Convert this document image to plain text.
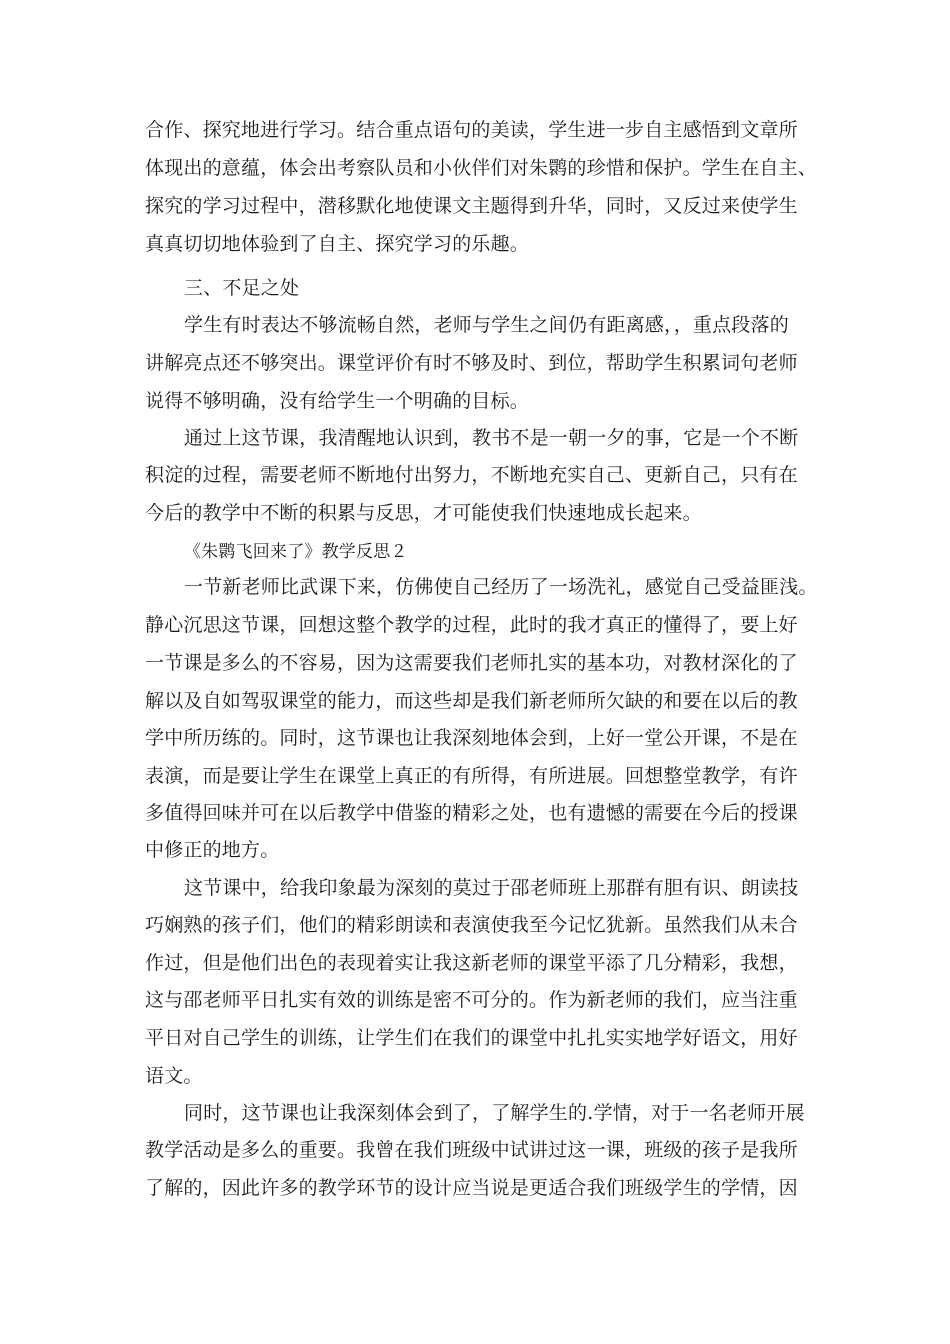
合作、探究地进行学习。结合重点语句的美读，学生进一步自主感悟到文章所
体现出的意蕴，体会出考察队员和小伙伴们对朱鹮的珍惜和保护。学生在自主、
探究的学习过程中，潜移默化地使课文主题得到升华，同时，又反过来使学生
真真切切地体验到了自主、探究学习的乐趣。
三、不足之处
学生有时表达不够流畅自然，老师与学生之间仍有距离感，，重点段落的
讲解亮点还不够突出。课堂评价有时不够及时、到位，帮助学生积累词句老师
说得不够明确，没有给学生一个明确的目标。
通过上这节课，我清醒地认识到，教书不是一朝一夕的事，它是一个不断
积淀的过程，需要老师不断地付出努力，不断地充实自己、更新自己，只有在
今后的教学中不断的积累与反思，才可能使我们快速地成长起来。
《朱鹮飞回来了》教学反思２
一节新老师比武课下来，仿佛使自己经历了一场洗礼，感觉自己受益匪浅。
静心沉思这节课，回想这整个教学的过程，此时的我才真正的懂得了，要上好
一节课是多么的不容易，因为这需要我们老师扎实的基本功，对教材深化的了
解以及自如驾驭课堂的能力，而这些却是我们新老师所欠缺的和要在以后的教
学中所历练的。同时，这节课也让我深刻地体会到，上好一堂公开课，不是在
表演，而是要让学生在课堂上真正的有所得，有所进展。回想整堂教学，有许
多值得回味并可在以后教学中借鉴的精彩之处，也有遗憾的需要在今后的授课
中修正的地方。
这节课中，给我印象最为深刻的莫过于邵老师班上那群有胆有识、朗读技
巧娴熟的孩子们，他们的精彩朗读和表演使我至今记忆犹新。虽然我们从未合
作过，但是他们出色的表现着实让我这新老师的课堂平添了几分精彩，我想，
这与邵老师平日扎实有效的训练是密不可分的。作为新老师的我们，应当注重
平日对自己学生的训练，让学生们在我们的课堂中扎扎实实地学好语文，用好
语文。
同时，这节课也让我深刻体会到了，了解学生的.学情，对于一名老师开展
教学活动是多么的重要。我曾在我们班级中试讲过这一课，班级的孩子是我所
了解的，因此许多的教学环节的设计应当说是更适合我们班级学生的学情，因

......

#### Problem details:
Can the entries above be repeated exactly, without their pictures?

#### Solved exercise:
Convert this document image to plain text.
合作、探究地进行学习。结合重点语句的美读，学生进一步自主感悟到文章所
体现出的意蕴，体会出考察队员和小伙伴们对朱鹮的珍惜和保护。学生在自主、
探究的学习过程中，潜移默化地使课文主题得到升华，同时，又反过来使学生
真真切切地体验到了自主、探究学习的乐趣。
三、不足之处
学生有时表达不够流畅自然，老师与学生之间仍有距离感，，重点段落的
讲解亮点还不够突出。课堂评价有时不够及时、到位，帮助学生积累词句老师
说得不够明确，没有给学生一个明确的目标。
通过上这节课，我清醒地认识到，教书不是一朝一夕的事，它是一个不断
积淀的过程，需要老师不断地付出努力，不断地充实自己、更新自己，只有在
今后的教学中不断的积累与反思，才可能使我们快速地成长起来。
《朱鹮飞回来了》教学反思２
一节新老师比武课下来，仿佛使自己经历了一场洗礼，感觉自己受益匪浅。
静心沉思这节课，回想这整个教学的过程，此时的我才真正的懂得了，要上好
一节课是多么的不容易，因为这需要我们老师扎实的基本功，对教材深化的了
解以及自如驾驭课堂的能力，而这些却是我们新老师所欠缺的和要在以后的教
学中所历练的。同时，这节课也让我深刻地体会到，上好一堂公开课，不是在
表演，而是要让学生在课堂上真正的有所得，有所进展。回想整堂教学，有许
多值得回味并可在以后教学中借鉴的精彩之处，也有遗憾的需要在今后的授课
中修正的地方。
这节课中，给我印象最为深刻的莫过于邵老师班上那群有胆有识、朗读技
巧娴熟的孩子们，他们的精彩朗读和表演使我至今记忆犹新。虽然我们从未合
作过，但是他们出色的表现着实让我这新老师的课堂平添了几分精彩，我想，
这与邵老师平日扎实有效的训练是密不可分的。作为新老师的我们，应当注重
平日对自己学生的训练，让学生们在我们的课堂中扎扎实实地学好语文，用好
语文。
同时，这节课也让我深刻体会到了，了解学生的.学情，对于一名老师开展
教学活动是多么的重要。我曾在我们班级中试讲过这一课，班级的孩子是我所
了解的，因此许多的教学环节的设计应当说是更适合我们班级学生的学情，因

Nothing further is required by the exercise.